**Instructions to follow**
Examine the material below. Gather every line in which the string "panel" appears.

[Excerpt from a dataset]
---
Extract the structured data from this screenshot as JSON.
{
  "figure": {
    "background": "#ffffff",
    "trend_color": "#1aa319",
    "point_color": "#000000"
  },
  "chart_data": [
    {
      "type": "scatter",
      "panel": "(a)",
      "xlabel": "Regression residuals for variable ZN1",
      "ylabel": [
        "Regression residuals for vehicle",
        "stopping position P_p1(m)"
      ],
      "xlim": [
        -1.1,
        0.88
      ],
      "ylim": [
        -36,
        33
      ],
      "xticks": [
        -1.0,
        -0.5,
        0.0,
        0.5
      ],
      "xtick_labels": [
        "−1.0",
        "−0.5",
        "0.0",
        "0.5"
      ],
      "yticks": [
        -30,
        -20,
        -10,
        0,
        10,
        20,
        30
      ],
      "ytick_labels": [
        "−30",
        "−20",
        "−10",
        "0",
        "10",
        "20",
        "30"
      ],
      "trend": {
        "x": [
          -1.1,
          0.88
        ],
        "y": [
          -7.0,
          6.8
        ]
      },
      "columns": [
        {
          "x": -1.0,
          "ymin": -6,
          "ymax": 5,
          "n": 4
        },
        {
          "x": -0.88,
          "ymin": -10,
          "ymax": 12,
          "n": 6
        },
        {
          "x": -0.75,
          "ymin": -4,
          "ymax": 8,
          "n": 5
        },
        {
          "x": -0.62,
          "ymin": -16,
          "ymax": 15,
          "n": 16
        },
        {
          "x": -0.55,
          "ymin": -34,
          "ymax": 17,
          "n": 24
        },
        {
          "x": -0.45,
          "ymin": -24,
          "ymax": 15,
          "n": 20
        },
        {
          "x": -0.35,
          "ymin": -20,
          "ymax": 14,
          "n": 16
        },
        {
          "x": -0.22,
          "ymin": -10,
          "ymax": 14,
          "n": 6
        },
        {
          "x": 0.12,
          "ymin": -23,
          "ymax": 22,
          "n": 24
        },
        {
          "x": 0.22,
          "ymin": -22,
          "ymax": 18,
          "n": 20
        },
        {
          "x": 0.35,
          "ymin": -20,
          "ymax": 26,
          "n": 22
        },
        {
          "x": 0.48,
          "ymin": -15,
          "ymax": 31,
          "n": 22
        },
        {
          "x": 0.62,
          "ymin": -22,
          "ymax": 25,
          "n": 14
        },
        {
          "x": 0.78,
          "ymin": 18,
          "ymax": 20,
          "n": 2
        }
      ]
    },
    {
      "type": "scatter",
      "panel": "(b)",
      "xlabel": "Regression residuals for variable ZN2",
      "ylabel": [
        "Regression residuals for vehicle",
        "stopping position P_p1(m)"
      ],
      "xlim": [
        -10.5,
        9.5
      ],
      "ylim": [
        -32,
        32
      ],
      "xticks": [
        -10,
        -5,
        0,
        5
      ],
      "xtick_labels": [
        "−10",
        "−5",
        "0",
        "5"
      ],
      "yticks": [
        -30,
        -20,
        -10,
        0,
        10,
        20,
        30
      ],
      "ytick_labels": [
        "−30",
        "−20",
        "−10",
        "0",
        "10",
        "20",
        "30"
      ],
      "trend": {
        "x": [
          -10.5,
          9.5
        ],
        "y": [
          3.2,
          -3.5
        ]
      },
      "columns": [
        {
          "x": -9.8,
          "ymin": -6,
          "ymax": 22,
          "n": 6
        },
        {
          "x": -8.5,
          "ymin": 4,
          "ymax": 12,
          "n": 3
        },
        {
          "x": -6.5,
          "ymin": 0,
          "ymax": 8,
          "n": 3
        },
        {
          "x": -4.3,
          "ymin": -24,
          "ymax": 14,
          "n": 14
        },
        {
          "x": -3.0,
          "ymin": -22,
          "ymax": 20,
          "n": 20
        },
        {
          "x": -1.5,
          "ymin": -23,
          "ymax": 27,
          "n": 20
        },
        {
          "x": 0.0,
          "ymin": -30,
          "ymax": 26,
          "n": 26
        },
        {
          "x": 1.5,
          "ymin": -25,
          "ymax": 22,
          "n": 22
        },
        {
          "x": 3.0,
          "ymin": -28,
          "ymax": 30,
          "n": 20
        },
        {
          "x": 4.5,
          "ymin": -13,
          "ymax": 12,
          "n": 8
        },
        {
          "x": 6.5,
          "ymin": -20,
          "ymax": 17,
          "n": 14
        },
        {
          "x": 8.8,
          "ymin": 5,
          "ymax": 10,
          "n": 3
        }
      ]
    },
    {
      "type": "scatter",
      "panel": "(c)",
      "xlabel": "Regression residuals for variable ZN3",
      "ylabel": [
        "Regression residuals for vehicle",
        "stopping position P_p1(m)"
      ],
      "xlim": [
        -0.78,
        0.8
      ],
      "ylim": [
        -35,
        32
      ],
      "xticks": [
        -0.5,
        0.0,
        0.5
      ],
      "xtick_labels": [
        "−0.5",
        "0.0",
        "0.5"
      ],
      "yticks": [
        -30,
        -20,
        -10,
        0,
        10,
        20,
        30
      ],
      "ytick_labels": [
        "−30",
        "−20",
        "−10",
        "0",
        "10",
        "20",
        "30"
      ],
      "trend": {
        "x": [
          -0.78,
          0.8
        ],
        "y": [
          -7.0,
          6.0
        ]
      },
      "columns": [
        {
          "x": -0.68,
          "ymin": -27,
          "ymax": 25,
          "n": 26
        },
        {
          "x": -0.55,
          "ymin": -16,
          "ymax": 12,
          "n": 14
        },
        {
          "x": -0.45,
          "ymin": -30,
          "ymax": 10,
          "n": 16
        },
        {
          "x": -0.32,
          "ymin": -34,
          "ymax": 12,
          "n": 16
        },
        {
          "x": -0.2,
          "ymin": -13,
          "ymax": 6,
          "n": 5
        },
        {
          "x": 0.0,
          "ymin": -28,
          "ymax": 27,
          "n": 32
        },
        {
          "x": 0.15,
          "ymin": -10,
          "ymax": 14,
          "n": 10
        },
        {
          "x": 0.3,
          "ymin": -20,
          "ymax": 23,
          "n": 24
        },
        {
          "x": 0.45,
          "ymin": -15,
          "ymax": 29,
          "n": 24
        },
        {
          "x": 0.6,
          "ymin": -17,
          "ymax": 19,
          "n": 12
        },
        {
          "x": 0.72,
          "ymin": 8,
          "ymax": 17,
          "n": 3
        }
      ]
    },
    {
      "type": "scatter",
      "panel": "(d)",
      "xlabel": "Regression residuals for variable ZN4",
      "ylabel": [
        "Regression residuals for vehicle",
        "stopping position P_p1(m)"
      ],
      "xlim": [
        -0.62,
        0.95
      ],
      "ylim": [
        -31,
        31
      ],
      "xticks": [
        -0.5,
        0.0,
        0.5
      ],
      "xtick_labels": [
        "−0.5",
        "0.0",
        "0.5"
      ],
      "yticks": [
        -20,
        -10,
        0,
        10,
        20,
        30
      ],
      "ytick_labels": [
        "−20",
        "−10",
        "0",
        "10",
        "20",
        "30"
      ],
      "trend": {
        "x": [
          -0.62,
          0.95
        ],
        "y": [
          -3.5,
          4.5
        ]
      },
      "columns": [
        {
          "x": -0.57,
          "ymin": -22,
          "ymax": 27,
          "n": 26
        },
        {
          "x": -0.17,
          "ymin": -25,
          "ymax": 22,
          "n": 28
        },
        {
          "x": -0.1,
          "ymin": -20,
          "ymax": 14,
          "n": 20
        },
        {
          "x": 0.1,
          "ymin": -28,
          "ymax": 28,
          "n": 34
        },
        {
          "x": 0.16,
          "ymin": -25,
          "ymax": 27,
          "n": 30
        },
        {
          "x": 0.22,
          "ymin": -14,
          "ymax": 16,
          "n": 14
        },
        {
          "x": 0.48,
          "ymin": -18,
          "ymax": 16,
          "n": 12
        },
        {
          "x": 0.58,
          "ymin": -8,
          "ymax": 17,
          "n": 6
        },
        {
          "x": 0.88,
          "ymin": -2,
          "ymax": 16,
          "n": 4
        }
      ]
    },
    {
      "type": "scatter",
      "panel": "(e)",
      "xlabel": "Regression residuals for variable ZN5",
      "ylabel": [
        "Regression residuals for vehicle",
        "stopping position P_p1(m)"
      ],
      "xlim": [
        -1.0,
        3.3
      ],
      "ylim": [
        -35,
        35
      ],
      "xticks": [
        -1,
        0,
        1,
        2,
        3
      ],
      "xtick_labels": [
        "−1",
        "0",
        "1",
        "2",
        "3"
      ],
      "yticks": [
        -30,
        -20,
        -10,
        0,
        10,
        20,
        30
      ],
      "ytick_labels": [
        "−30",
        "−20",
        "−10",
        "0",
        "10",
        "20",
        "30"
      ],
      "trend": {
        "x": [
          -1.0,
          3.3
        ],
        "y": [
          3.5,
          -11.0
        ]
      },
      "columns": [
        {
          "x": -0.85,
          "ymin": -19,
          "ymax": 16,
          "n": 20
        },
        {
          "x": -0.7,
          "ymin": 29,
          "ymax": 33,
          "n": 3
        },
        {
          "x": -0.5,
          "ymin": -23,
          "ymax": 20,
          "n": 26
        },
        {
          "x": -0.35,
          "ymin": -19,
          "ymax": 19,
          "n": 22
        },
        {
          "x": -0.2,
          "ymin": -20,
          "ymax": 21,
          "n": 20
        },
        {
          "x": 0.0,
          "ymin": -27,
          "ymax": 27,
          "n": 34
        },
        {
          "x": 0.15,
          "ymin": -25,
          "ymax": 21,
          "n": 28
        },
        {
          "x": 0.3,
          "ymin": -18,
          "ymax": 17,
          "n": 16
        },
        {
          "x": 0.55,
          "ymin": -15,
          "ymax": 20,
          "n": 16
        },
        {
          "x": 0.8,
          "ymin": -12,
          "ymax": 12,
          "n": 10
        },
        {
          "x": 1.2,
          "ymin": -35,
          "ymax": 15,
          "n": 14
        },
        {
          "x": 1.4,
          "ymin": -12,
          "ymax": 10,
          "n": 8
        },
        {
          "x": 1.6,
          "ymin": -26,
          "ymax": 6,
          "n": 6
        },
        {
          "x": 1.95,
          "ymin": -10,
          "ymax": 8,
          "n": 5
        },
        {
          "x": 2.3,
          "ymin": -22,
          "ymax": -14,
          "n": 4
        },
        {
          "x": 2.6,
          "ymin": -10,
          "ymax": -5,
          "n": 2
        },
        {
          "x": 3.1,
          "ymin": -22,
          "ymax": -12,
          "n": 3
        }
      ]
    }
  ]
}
---
**Exercise solution**
      "panel": "(a)",
      "panel": "(b)",
      "panel": "(c)",
      "panel": "(d)",
      "panel": "(e)",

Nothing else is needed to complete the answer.